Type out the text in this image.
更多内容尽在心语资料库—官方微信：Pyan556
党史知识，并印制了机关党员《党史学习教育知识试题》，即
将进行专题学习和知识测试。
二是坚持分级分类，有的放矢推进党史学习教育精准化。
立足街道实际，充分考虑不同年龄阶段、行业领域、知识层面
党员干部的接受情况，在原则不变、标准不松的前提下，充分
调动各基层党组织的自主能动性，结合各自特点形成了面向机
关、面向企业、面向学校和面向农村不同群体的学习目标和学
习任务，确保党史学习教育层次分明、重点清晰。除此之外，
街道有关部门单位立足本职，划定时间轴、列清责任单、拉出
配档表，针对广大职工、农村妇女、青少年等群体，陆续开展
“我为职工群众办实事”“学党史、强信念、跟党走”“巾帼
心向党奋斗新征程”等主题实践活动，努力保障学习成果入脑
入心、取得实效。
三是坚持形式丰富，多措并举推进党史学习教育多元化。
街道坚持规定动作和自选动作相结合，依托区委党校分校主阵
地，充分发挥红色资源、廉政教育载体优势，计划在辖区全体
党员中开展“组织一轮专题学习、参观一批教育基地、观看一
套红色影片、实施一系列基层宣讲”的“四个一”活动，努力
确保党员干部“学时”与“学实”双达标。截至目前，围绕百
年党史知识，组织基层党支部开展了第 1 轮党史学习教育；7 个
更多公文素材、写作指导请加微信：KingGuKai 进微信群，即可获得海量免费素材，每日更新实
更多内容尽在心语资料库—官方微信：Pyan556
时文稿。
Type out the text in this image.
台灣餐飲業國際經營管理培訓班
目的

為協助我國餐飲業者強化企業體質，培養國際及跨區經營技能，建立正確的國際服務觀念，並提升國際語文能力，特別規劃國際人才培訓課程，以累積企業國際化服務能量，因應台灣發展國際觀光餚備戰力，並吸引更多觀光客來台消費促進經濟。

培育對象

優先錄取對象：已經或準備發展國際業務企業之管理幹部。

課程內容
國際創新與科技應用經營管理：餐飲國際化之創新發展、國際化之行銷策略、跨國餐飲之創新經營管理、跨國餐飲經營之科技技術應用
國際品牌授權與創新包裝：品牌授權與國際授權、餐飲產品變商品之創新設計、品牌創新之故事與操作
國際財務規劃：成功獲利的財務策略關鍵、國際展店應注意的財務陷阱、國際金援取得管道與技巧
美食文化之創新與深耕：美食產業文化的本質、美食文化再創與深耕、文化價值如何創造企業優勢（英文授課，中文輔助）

________

## [What to work on]
Repeat the records exactly, including every line.

## [Output for this exercise]
Type out the text in this image.
更多内容尽在心语资料库—官方微信：Pyan556
党史知识，并印制了机关党员《党史学习教育知识试题》，即
将进行专题学习和知识测试。
二是坚持分级分类，有的放矢推进党史学习教育精准化。
立足街道实际，充分考虑不同年龄阶段、行业领域、知识层面
党员干部的接受情况，在原则不变、标准不松的前提下，充分
调动各基层党组织的自主能动性，结合各自特点形成了面向机
关、面向企业、面向学校和面向农村不同群体的学习目标和学
习任务，确保党史学习教育层次分明、重点清晰。除此之外，
街道有关部门单位立足本职，划定时间轴、列清责任单、拉出
配档表，针对广大职工、农村妇女、青少年等群体，陆续开展
“我为职工群众办实事”“学党史、强信念、跟党走”“巾帼
心向党奋斗新征程”等主题实践活动，努力保障学习成果入脑
入心、取得实效。
三是坚持形式丰富，多措并举推进党史学习教育多元化。
街道坚持规定动作和自选动作相结合，依托区委党校分校主阵
地，充分发挥红色资源、廉政教育载体优势，计划在辖区全体
党员中开展“组织一轮专题学习、参观一批教育基地、观看一
套红色影片、实施一系列基层宣讲”的“四个一”活动，努力
确保党员干部“学时”与“学实”双达标。截至目前，围绕百
年党史知识，组织基层党支部开展了第 1 轮党史学习教育；7 个
更多公文素材、写作指导请加微信：KingGuKai 进微信群，即可获得海量免费素材，每日更新实
更多内容尽在心语资料库—官方微信：Pyan556
时文稿。
Type out the text in this image.
台灣餐飲業國際經營管理培訓班
目的

為協助我國餐飲業者強化企業體質，培養國際及跨區經營技能，建立正確的國際服務觀念，並提升國際語文能力，特別規劃國際人才培訓課程，以累積企業國際化服務能量，因應台灣發展國際觀光餚備戰力，並吸引更多觀光客來台消費促進經濟。

培育對象

優先錄取對象：已經或準備發展國際業務企業之管理幹部。

課程內容
國際創新與科技應用經營管理：餐飲國際化之創新發展、國際化之行銷策略、跨國餐飲之創新經營管理、跨國餐飲經營之科技技術應用
國際品牌授權與創新包裝：品牌授權與國際授權、餐飲產品變商品之創新設計、品牌創新之故事與操作
國際財務規劃：成功獲利的財務策略關鍵、國際展店應注意的財務陷阱、國際金援取得管道與技巧
美食文化之創新與深耕：美食產業文化的本質、美食文化再創與深耕、文化價值如何創造企業優勢（英文授課，中文輔助）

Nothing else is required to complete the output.